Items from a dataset
· · · ·

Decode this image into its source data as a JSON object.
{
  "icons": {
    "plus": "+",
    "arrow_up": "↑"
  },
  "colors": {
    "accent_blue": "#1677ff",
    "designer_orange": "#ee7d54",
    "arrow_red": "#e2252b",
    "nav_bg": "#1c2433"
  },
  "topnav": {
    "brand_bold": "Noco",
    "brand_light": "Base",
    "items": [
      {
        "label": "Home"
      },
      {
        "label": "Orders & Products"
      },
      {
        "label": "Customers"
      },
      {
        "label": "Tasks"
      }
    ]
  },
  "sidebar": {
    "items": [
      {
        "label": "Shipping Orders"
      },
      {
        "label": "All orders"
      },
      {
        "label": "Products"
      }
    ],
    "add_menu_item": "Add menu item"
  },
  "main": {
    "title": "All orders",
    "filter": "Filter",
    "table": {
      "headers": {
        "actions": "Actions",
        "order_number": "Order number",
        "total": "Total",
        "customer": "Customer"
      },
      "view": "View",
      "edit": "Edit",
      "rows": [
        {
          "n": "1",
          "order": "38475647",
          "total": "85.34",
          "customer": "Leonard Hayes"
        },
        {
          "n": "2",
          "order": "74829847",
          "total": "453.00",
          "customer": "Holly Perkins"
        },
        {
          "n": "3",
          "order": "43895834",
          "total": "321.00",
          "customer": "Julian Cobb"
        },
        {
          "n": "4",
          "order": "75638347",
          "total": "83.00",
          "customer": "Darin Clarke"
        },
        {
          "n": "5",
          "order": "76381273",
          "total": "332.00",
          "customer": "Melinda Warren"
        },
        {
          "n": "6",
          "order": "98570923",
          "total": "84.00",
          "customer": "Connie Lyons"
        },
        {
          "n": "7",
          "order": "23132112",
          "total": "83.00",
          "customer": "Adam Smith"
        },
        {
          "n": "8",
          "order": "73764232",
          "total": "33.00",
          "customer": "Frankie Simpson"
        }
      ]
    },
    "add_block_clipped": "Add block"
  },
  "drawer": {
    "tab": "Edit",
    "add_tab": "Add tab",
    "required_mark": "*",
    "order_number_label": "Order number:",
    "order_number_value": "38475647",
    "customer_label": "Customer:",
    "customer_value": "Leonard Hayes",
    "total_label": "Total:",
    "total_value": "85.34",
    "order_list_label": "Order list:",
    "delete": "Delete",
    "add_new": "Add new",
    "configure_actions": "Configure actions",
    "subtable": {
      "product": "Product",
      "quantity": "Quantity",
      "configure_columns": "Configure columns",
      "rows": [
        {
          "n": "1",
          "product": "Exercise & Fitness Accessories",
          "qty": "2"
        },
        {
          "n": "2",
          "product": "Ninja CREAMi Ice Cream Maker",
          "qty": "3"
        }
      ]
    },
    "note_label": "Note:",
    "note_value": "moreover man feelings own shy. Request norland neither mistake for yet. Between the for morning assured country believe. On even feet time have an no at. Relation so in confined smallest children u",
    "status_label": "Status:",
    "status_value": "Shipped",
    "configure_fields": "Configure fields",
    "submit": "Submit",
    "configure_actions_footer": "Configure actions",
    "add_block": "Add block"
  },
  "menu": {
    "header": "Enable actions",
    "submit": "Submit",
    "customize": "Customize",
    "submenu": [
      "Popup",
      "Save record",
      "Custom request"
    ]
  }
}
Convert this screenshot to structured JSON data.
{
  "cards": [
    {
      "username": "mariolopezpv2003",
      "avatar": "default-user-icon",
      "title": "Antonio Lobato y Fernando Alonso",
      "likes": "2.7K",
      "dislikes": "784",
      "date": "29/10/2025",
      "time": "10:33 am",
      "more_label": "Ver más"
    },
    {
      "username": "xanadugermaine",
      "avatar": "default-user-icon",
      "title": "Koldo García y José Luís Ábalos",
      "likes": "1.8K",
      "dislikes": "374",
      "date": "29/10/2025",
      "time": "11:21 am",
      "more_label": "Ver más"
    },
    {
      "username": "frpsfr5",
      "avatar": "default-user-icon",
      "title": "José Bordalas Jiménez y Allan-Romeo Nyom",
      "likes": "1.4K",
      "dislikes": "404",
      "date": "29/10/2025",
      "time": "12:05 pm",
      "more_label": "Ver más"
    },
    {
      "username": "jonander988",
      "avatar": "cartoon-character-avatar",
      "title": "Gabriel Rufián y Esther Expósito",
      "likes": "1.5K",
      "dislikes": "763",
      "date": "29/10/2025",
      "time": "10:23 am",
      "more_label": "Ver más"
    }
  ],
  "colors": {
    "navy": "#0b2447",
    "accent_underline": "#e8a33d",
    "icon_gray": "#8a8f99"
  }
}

· · · ·

— Problem to work on —
Search the lines above for the string "time", then show every one that has it.

— Response to the exercise —
    "note_value": "moreover man feelings own shy. Request norland neither mistake for yet. Between the for morning assured country believe. On even feet time have an no at. Relation so in confined smallest children u",
      "time": "10:33 am",
      "time": "11:21 am",
      "time": "12:05 pm",
      "time": "10:23 am",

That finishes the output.